TASK GOAL
From the entries below, please gather each line containing the string "that".
*** PROVIDED INFORMATION ***
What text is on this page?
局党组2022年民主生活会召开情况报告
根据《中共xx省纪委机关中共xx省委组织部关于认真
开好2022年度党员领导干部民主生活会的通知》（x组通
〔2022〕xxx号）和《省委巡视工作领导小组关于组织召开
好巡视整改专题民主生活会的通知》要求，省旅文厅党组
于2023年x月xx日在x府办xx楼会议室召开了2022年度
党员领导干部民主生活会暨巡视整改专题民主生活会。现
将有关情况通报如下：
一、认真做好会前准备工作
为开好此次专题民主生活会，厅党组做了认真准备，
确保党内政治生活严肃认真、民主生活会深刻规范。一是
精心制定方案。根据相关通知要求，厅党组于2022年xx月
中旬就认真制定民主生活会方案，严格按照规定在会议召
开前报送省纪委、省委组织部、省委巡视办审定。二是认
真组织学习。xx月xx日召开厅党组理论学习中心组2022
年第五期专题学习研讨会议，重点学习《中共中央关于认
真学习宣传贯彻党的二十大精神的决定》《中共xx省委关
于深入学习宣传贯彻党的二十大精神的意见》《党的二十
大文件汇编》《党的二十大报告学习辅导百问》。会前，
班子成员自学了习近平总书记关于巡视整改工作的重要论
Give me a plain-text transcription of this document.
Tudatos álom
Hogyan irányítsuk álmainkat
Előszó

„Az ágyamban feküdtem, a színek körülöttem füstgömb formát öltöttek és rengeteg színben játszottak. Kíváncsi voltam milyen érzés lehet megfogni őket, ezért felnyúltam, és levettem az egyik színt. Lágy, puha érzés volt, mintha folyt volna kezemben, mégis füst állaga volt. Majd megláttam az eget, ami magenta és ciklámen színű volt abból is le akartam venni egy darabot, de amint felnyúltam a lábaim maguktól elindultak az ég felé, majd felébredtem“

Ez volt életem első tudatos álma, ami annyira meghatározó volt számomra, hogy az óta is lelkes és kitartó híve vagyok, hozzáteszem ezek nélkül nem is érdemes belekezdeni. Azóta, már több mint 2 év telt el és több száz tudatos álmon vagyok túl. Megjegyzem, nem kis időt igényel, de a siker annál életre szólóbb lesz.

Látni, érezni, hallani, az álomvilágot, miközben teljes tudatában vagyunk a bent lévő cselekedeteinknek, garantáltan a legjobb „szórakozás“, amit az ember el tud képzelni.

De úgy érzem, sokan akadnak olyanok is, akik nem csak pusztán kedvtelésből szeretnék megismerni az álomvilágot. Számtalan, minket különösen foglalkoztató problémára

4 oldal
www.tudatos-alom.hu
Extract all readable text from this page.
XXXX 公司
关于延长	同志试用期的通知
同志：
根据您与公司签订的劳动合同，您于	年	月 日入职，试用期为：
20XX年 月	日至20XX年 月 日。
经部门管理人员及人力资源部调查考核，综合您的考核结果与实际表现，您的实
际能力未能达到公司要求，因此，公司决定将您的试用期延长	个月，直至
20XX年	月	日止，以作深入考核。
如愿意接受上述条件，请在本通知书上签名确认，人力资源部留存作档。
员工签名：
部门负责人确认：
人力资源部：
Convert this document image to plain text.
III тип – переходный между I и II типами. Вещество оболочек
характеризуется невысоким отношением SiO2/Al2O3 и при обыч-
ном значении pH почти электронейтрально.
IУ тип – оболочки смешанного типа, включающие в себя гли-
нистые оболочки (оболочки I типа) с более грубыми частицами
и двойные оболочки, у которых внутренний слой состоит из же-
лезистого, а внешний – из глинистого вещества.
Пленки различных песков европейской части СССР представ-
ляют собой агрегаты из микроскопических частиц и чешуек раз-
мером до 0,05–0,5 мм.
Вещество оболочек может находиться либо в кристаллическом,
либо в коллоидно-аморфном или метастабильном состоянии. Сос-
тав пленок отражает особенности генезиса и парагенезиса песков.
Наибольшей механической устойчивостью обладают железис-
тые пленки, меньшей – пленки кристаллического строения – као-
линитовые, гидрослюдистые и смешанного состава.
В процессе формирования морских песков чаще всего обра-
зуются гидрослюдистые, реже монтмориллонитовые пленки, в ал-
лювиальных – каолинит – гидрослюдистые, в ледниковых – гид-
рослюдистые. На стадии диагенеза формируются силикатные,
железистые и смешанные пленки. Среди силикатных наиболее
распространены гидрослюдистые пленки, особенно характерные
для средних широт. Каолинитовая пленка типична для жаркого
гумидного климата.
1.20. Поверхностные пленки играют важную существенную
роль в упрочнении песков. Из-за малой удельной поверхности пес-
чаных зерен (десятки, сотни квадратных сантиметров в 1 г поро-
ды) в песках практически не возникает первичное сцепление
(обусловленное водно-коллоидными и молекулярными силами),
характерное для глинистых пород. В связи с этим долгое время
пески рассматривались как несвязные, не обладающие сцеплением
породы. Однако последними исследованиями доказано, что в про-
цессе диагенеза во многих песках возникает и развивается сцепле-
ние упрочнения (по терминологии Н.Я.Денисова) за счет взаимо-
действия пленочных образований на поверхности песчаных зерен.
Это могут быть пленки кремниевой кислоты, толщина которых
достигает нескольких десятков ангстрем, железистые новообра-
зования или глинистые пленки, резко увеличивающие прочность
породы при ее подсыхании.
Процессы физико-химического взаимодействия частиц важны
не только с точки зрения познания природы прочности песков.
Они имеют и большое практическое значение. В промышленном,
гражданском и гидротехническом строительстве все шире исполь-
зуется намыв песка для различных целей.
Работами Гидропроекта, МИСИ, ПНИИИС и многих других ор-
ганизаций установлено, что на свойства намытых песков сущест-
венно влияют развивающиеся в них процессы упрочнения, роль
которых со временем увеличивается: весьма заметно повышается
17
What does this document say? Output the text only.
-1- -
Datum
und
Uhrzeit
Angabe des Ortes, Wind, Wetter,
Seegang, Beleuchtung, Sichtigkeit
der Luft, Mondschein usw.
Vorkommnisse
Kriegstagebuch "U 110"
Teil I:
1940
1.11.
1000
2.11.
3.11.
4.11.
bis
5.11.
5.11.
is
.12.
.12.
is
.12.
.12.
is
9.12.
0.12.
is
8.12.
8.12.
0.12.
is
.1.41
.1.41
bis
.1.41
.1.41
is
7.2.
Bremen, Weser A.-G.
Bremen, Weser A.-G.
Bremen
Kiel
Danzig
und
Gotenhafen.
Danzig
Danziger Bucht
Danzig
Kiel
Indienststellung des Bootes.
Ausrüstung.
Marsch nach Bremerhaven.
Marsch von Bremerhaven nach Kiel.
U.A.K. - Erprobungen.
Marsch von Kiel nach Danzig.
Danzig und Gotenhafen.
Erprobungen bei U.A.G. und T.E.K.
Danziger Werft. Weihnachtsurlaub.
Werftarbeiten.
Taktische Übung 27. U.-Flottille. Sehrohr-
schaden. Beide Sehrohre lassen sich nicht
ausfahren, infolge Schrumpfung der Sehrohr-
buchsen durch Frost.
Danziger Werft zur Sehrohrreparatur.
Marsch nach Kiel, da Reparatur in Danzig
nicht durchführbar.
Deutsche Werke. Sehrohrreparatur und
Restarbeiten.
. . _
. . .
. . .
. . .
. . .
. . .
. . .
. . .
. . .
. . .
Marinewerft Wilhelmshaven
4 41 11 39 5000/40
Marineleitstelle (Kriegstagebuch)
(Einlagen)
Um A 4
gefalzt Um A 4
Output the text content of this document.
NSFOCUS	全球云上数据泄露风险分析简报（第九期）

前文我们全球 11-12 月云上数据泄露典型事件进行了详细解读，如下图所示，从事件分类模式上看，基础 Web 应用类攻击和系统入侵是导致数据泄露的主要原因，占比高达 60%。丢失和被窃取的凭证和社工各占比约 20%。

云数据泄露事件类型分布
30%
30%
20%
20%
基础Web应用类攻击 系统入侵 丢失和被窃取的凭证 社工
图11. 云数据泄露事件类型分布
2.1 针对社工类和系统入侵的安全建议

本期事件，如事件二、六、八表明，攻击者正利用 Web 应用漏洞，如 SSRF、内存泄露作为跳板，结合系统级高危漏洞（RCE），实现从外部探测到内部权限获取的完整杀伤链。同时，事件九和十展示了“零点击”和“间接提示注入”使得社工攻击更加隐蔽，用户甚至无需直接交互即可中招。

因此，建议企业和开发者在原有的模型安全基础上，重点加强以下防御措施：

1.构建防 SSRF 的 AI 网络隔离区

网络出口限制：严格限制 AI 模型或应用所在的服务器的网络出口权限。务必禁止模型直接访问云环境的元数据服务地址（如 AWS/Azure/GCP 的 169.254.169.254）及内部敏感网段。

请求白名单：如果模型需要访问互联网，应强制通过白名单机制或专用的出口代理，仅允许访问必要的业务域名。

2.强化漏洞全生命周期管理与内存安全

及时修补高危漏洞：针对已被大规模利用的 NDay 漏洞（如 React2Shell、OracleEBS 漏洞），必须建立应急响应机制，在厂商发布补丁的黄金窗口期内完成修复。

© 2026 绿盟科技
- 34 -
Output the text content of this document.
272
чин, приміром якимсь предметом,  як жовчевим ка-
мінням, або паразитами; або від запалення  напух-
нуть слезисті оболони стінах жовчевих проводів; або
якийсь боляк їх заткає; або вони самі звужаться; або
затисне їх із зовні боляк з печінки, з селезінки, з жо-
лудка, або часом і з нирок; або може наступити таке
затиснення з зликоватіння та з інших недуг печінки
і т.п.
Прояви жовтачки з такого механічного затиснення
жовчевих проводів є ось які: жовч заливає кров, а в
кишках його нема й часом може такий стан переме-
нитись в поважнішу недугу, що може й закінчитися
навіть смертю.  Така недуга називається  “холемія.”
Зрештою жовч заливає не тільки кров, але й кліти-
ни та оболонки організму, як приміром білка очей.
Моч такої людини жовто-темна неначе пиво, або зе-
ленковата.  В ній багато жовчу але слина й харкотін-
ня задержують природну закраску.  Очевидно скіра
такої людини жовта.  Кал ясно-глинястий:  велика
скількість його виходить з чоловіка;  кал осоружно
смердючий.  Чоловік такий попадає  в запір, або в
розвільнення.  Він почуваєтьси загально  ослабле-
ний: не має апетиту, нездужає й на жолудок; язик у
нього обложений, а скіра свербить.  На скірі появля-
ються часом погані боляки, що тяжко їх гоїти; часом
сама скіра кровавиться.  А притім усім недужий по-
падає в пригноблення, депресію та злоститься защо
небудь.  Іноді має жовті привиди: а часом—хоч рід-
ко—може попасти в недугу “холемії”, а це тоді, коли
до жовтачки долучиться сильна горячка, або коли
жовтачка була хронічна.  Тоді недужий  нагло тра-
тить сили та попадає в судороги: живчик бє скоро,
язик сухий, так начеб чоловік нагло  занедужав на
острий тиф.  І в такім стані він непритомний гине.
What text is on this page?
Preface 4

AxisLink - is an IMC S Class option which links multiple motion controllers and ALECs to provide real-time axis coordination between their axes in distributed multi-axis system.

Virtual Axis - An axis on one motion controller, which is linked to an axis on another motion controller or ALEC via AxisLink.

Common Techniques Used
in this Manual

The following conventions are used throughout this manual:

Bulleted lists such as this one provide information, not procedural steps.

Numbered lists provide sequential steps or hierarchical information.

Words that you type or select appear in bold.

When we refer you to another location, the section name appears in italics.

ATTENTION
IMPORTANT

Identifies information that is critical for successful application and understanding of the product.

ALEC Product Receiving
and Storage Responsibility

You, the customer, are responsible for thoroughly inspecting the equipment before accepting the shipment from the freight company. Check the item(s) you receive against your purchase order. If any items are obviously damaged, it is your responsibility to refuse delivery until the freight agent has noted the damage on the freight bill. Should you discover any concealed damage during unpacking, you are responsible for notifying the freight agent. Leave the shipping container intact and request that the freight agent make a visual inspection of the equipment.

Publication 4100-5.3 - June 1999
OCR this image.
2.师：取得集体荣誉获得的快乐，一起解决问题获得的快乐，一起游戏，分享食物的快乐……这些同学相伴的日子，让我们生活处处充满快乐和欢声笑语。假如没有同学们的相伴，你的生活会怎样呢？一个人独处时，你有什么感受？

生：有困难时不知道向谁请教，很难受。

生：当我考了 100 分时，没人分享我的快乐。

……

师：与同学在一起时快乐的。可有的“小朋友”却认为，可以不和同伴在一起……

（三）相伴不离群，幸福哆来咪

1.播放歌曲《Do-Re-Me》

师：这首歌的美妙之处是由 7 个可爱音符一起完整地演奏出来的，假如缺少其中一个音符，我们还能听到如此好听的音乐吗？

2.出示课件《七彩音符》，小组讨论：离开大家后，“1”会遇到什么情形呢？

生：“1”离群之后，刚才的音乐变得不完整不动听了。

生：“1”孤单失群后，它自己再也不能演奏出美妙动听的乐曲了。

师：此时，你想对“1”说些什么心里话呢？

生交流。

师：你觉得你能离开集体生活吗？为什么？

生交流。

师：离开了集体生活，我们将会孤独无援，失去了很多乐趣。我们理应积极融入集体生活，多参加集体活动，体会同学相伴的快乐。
***
SOLUTION BELOW
Words that you type or select appear in bold.
Identifies information that is critical for successful application and understanding of the product.
You, the customer, are responsible for thoroughly inspecting the equipment before accepting the shipment from the freight company. Check the item(s) you receive against your purchase order. If any items are obviously damaged, it is your responsibility to refuse delivery until the freight agent has noted the damage on the freight bill. Should you discover any concealed damage during unpacking, you are responsible for notifying the freight agent. Leave the shipping container intact and request that the freight agent make a visual inspection of the equipment.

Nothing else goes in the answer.